Work required — Copy out each line containing "this" from the entries below.

Dataset records —
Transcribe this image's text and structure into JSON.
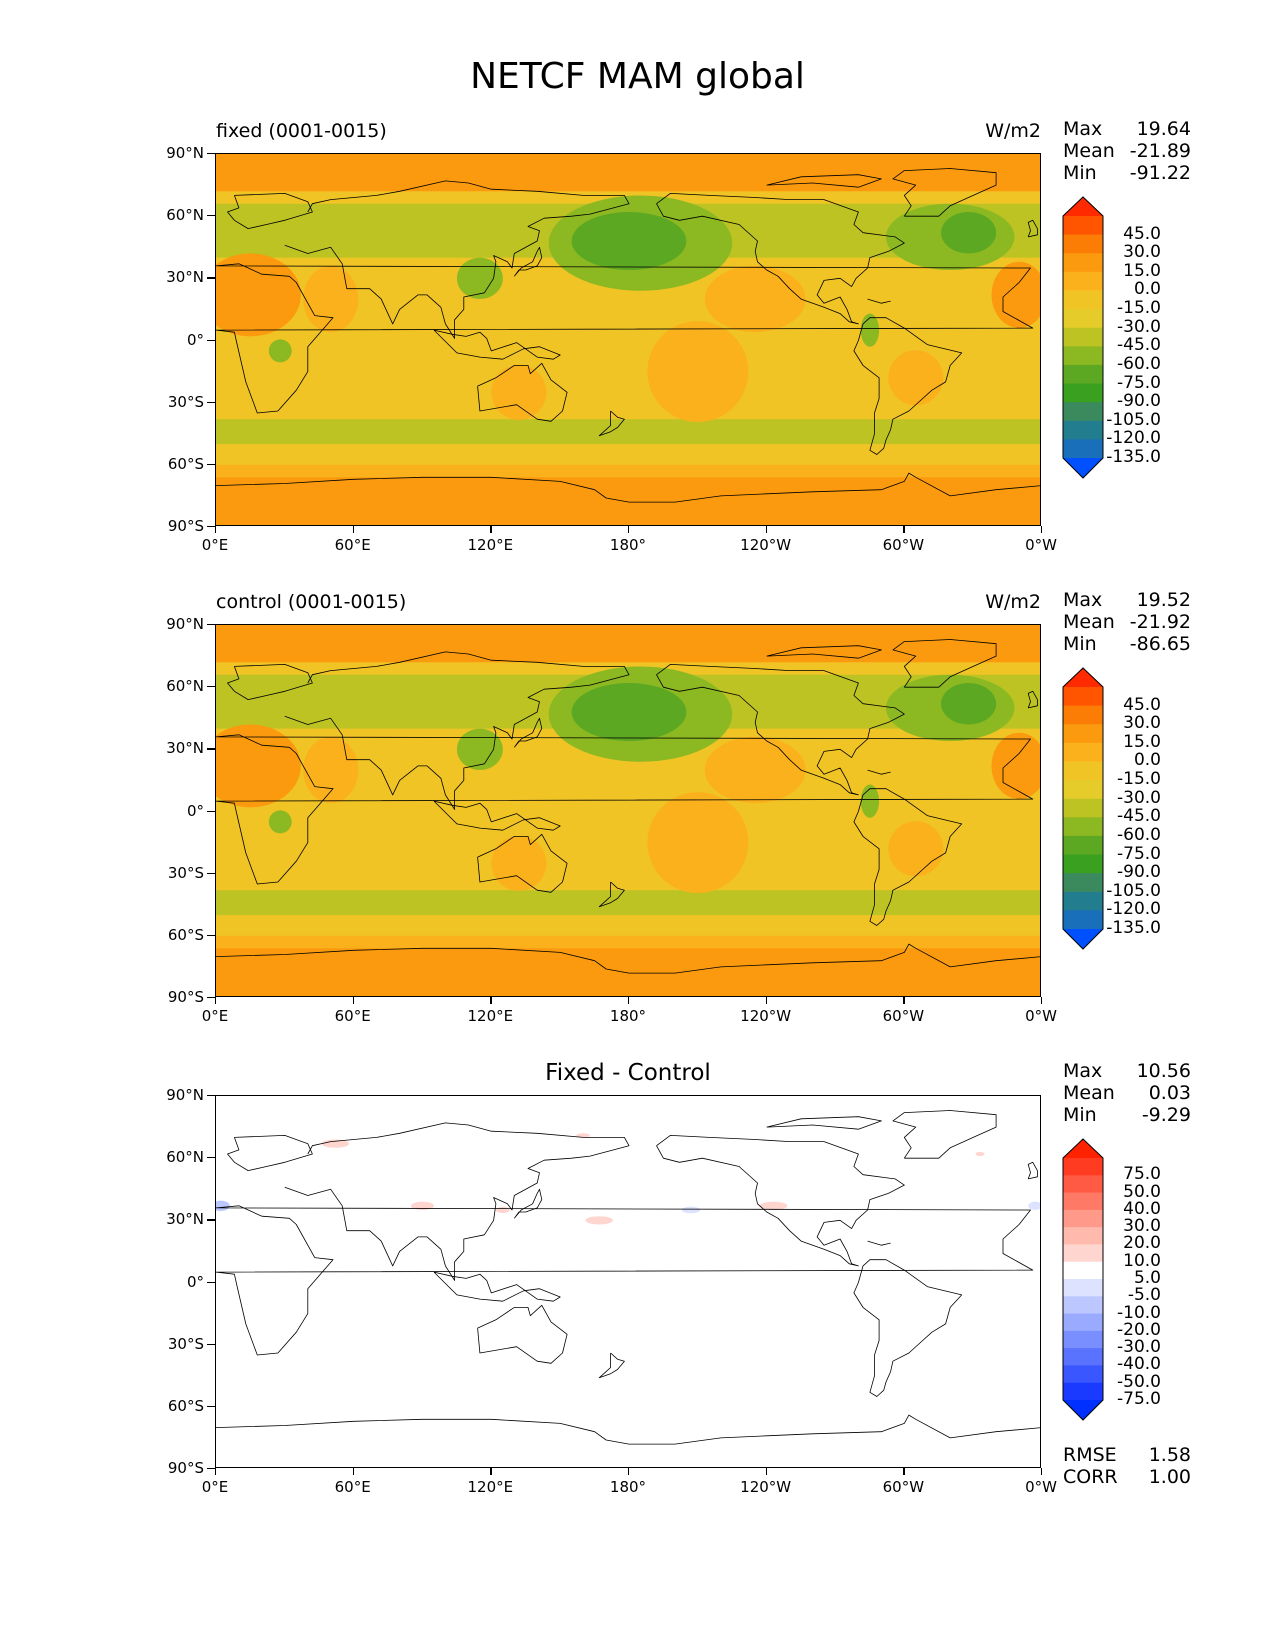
{
  "figure": {
    "title": "NETCF MAM global"
  },
  "axes": {
    "lat_labels": [
      "90°N",
      "60°N",
      "30°N",
      "0°",
      "30°S",
      "60°S",
      "90°S"
    ],
    "lon_labels": [
      "0°E",
      "60°E",
      "120°E",
      "180°",
      "120°W",
      "60°W",
      "0°W"
    ]
  },
  "panels": [
    {
      "label": "fixed (0001-0015)",
      "units": "W/m2",
      "stats": [
        {
          "name": "Max",
          "value": "19.64"
        },
        {
          "name": "Mean",
          "value": "-21.89"
        },
        {
          "name": "Min",
          "value": "-91.22"
        }
      ]
    },
    {
      "label": "control (0001-0015)",
      "units": "W/m2",
      "stats": [
        {
          "name": "Max",
          "value": "19.52"
        },
        {
          "name": "Mean",
          "value": "-21.92"
        },
        {
          "name": "Min",
          "value": "-86.65"
        }
      ]
    },
    {
      "title": "Fixed - Control",
      "stats": [
        {
          "name": "Max",
          "value": "10.56"
        },
        {
          "name": "Mean",
          "value": "0.03"
        },
        {
          "name": "Min",
          "value": "-9.29"
        }
      ],
      "extra_stats": [
        {
          "name": "RMSE",
          "value": "1.58"
        },
        {
          "name": "CORR",
          "value": "1.00"
        }
      ]
    }
  ],
  "chart_data": [
    {
      "type": "heatmap",
      "name": "fixed (0001-0015)",
      "units": "W/m2",
      "lat_range": [
        -90,
        90
      ],
      "lon_range": [
        0,
        360
      ],
      "colorbar": {
        "levels": [
          "45.0",
          "30.0",
          "15.0",
          "0.0",
          "-15.0",
          "-30.0",
          "-45.0",
          "-60.0",
          "-75.0",
          "-90.0",
          "-105.0",
          "-120.0",
          "-135.0"
        ],
        "colors": [
          "#ff2a00",
          "#ff5500",
          "#fb7d05",
          "#fb9a0e",
          "#fbb11c",
          "#f1c426",
          "#e5cc2a",
          "#bcc323",
          "#8cb822",
          "#5ca822",
          "#3aa020",
          "#3b8a5d",
          "#227e8e",
          "#1a6fbb",
          "#0050ff"
        ]
      },
      "stats": {
        "max": 19.64,
        "mean": -21.89,
        "min": -91.22
      }
    },
    {
      "type": "heatmap",
      "name": "control (0001-0015)",
      "units": "W/m2",
      "lat_range": [
        -90,
        90
      ],
      "lon_range": [
        0,
        360
      ],
      "colorbar": {
        "levels": [
          "45.0",
          "30.0",
          "15.0",
          "0.0",
          "-15.0",
          "-30.0",
          "-45.0",
          "-60.0",
          "-75.0",
          "-90.0",
          "-105.0",
          "-120.0",
          "-135.0"
        ],
        "colors": [
          "#ff2a00",
          "#ff5500",
          "#fb7d05",
          "#fb9a0e",
          "#fbb11c",
          "#f1c426",
          "#e5cc2a",
          "#bcc323",
          "#8cb822",
          "#5ca822",
          "#3aa020",
          "#3b8a5d",
          "#227e8e",
          "#1a6fbb",
          "#0050ff"
        ]
      },
      "stats": {
        "max": 19.52,
        "mean": -21.92,
        "min": -86.65
      }
    },
    {
      "type": "heatmap",
      "name": "Fixed - Control",
      "lat_range": [
        -90,
        90
      ],
      "lon_range": [
        0,
        360
      ],
      "colorbar": {
        "levels": [
          "75.0",
          "50.0",
          "40.0",
          "30.0",
          "20.0",
          "10.0",
          "5.0",
          "-5.0",
          "-10.0",
          "-20.0",
          "-30.0",
          "-40.0",
          "-50.0",
          "-75.0"
        ],
        "colors": [
          "#ff2200",
          "#ff3b22",
          "#ff5a43",
          "#ff7a66",
          "#ff9a8a",
          "#ffb9ad",
          "#ffd6cf",
          "#ffffff",
          "#dde3ff",
          "#bcc7ff",
          "#9aabff",
          "#7a8fff",
          "#5a73ff",
          "#3a56ff",
          "#1a3aff",
          "#0030ff"
        ]
      },
      "stats": {
        "max": 10.56,
        "mean": 0.03,
        "min": -9.29,
        "rmse": 1.58,
        "corr": 1.0
      }
    }
  ]
}
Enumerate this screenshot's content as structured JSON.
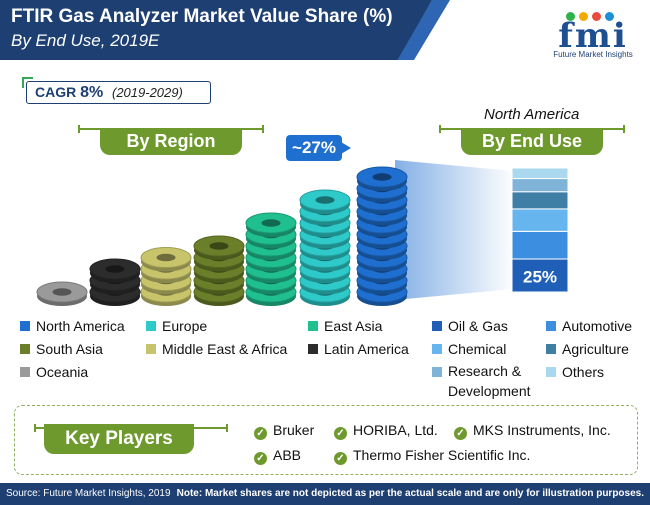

Full solution —
Transcribe this image's text and structure into JSON.
Enumerate this screenshot's content as structured JSON.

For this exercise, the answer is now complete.